Start of Records supplied

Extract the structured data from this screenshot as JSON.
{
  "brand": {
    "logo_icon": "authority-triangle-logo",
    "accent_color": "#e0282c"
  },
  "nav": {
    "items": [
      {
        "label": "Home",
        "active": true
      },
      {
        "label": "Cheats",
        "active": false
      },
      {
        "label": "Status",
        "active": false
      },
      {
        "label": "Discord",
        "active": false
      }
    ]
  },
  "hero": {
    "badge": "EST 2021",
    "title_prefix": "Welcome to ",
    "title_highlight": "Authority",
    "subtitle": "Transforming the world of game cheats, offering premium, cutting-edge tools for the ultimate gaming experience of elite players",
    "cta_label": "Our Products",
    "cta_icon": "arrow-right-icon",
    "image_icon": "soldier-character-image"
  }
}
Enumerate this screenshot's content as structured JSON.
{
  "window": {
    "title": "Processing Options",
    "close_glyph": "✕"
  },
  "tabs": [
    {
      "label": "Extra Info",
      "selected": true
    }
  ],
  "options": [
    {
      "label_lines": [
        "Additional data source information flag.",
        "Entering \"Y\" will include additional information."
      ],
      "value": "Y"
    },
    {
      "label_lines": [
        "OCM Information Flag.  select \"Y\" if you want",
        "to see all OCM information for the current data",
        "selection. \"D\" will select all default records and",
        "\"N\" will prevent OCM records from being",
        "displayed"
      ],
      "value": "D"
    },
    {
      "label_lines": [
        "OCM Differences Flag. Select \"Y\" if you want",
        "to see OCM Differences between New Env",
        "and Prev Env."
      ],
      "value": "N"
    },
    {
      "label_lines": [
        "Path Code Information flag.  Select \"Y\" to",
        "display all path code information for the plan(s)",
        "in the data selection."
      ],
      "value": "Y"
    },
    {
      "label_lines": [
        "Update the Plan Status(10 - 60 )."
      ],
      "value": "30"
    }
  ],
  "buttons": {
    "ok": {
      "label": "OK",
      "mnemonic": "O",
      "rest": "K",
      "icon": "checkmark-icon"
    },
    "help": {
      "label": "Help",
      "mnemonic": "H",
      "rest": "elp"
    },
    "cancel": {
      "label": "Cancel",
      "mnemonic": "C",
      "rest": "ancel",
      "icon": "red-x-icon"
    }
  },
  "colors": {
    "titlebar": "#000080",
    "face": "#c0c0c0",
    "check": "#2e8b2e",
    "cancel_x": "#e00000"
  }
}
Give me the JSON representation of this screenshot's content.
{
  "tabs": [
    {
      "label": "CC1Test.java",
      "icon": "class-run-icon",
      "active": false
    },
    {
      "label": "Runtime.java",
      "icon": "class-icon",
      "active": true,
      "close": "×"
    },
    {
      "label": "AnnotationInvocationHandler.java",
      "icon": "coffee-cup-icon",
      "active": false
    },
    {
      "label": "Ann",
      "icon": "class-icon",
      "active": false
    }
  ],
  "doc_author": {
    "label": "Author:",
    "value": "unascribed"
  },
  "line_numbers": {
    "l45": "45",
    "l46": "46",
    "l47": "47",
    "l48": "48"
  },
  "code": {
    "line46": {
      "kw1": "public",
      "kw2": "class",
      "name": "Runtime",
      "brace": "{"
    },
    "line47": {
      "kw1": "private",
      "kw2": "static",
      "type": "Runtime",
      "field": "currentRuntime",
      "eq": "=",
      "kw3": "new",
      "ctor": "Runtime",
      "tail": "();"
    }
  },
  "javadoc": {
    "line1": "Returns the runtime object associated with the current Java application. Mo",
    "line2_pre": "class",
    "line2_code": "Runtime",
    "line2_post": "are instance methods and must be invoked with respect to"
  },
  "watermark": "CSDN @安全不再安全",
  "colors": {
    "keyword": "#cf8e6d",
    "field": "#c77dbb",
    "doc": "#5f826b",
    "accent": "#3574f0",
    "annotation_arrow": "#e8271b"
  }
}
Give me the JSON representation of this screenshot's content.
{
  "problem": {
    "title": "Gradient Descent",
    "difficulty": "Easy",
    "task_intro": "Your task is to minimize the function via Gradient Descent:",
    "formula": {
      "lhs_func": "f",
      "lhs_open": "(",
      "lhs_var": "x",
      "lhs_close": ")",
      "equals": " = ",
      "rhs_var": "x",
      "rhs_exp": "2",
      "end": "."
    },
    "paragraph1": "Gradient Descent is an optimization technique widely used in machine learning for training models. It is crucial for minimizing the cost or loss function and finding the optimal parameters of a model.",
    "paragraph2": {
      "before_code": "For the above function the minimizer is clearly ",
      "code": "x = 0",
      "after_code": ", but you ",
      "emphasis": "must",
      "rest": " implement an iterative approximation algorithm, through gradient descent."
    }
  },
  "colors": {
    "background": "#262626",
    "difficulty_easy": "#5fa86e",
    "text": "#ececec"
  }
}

End of Records supplied

* Brief: List all lines from the entries that include the word "class".

* Solution for this exercise:
      "icon": "class-run-icon",
      "icon": "class-icon",
      "icon": "class-icon",
      "kw2": "class",
    "line2_pre": "class",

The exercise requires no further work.